_Work to complete_
Transcribe the listing below word for word.

Chart and figure data:
((

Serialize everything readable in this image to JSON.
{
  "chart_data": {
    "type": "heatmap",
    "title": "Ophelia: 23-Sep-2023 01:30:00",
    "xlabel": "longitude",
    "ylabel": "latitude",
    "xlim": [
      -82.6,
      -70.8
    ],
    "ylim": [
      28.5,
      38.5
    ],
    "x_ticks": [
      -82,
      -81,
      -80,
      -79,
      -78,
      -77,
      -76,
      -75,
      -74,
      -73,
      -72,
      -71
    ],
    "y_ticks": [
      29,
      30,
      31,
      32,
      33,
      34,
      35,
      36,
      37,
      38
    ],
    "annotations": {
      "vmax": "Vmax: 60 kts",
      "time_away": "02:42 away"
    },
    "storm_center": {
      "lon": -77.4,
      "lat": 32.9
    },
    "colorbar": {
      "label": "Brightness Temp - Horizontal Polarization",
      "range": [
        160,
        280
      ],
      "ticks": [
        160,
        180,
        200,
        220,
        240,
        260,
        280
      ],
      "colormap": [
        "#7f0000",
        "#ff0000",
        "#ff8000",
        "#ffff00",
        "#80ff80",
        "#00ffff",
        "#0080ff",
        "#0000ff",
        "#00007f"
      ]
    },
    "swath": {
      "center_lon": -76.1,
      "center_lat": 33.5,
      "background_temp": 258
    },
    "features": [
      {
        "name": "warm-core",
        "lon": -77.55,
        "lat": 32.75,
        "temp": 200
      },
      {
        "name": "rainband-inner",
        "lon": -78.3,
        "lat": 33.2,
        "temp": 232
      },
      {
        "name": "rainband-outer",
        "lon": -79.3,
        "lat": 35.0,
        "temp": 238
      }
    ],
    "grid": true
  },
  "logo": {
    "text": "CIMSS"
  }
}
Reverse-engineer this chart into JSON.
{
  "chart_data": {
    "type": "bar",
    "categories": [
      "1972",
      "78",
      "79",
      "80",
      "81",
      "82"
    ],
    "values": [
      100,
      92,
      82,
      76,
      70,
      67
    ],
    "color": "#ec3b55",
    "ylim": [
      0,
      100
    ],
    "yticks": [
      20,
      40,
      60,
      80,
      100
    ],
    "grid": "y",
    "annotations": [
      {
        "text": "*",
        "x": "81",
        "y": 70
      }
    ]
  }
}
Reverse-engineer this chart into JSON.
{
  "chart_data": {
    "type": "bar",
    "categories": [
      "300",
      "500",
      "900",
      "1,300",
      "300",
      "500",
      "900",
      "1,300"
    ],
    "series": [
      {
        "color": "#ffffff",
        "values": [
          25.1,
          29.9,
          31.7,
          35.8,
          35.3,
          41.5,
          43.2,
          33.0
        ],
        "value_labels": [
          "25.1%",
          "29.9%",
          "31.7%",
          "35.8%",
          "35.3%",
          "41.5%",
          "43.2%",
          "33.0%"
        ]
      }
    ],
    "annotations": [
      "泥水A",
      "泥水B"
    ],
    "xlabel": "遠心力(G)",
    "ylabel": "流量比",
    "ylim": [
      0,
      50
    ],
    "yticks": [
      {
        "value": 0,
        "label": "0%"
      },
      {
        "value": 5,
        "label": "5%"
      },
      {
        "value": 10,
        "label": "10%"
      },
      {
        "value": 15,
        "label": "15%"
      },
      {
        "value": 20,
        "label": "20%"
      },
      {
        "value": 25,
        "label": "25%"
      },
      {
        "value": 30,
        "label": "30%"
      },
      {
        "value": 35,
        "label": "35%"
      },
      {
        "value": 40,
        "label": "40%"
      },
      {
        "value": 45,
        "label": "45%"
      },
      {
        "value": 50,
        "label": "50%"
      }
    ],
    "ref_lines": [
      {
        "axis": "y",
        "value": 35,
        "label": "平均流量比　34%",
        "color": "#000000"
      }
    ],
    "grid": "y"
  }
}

))

_Answer below_
Serialize everything readable in this image to JSON.
{
  "chart_data": {
    "type": "heatmap",
    "title": "Ophelia: 23-Sep-2023 01:30:00",
    "xlabel": "longitude",
    "ylabel": "latitude",
    "xlim": [
      -82.6,
      -70.8
    ],
    "ylim": [
      28.5,
      38.5
    ],
    "x_ticks": [
      -82,
      -81,
      -80,
      -79,
      -78,
      -77,
      -76,
      -75,
      -74,
      -73,
      -72,
      -71
    ],
    "y_ticks": [
      29,
      30,
      31,
      32,
      33,
      34,
      35,
      36,
      37,
      38
    ],
    "annotations": {
      "vmax": "Vmax: 60 kts",
      "time_away": "02:42 away"
    },
    "storm_center": {
      "lon": -77.4,
      "lat": 32.9
    },
    "colorbar": {
      "label": "Brightness Temp - Horizontal Polarization",
      "range": [
        160,
        280
      ],
      "ticks": [
        160,
        180,
        200,
        220,
        240,
        260,
        280
      ],
      "colormap": [
        "#7f0000",
        "#ff0000",
        "#ff8000",
        "#ffff00",
        "#80ff80",
        "#00ffff",
        "#0080ff",
        "#0000ff",
        "#00007f"
      ]
    },
    "swath": {
      "center_lon": -76.1,
      "center_lat": 33.5,
      "background_temp": 258
    },
    "features": [
      {
        "name": "warm-core",
        "lon": -77.55,
        "lat": 32.75,
        "temp": 200
      },
      {
        "name": "rainband-inner",
        "lon": -78.3,
        "lat": 33.2,
        "temp": 232
      },
      {
        "name": "rainband-outer",
        "lon": -79.3,
        "lat": 35.0,
        "temp": 238
      }
    ],
    "grid": true
  },
  "logo": {
    "text": "CIMSS"
  }
}
Reverse-engineer this chart into JSON.
{
  "chart_data": {
    "type": "bar",
    "categories": [
      "1972",
      "78",
      "79",
      "80",
      "81",
      "82"
    ],
    "values": [
      100,
      92,
      82,
      76,
      70,
      67
    ],
    "color": "#ec3b55",
    "ylim": [
      0,
      100
    ],
    "yticks": [
      20,
      40,
      60,
      80,
      100
    ],
    "grid": "y",
    "annotations": [
      {
        "text": "*",
        "x": "81",
        "y": 70
      }
    ]
  }
}
Reverse-engineer this chart into JSON.
{
  "chart_data": {
    "type": "bar",
    "categories": [
      "300",
      "500",
      "900",
      "1,300",
      "300",
      "500",
      "900",
      "1,300"
    ],
    "series": [
      {
        "color": "#ffffff",
        "values": [
          25.1,
          29.9,
          31.7,
          35.8,
          35.3,
          41.5,
          43.2,
          33.0
        ],
        "value_labels": [
          "25.1%",
          "29.9%",
          "31.7%",
          "35.8%",
          "35.3%",
          "41.5%",
          "43.2%",
          "33.0%"
        ]
      }
    ],
    "annotations": [
      "泥水A",
      "泥水B"
    ],
    "xlabel": "遠心力(G)",
    "ylabel": "流量比",
    "ylim": [
      0,
      50
    ],
    "yticks": [
      {
        "value": 0,
        "label": "0%"
      },
      {
        "value": 5,
        "label": "5%"
      },
      {
        "value": 10,
        "label": "10%"
      },
      {
        "value": 15,
        "label": "15%"
      },
      {
        "value": 20,
        "label": "20%"
      },
      {
        "value": 25,
        "label": "25%"
      },
      {
        "value": 30,
        "label": "30%"
      },
      {
        "value": 35,
        "label": "35%"
      },
      {
        "value": 40,
        "label": "40%"
      },
      {
        "value": 45,
        "label": "45%"
      },
      {
        "value": 50,
        "label": "50%"
      }
    ],
    "ref_lines": [
      {
        "axis": "y",
        "value": 35,
        "label": "平均流量比　34%",
        "color": "#000000"
      }
    ],
    "grid": "y"
  }
}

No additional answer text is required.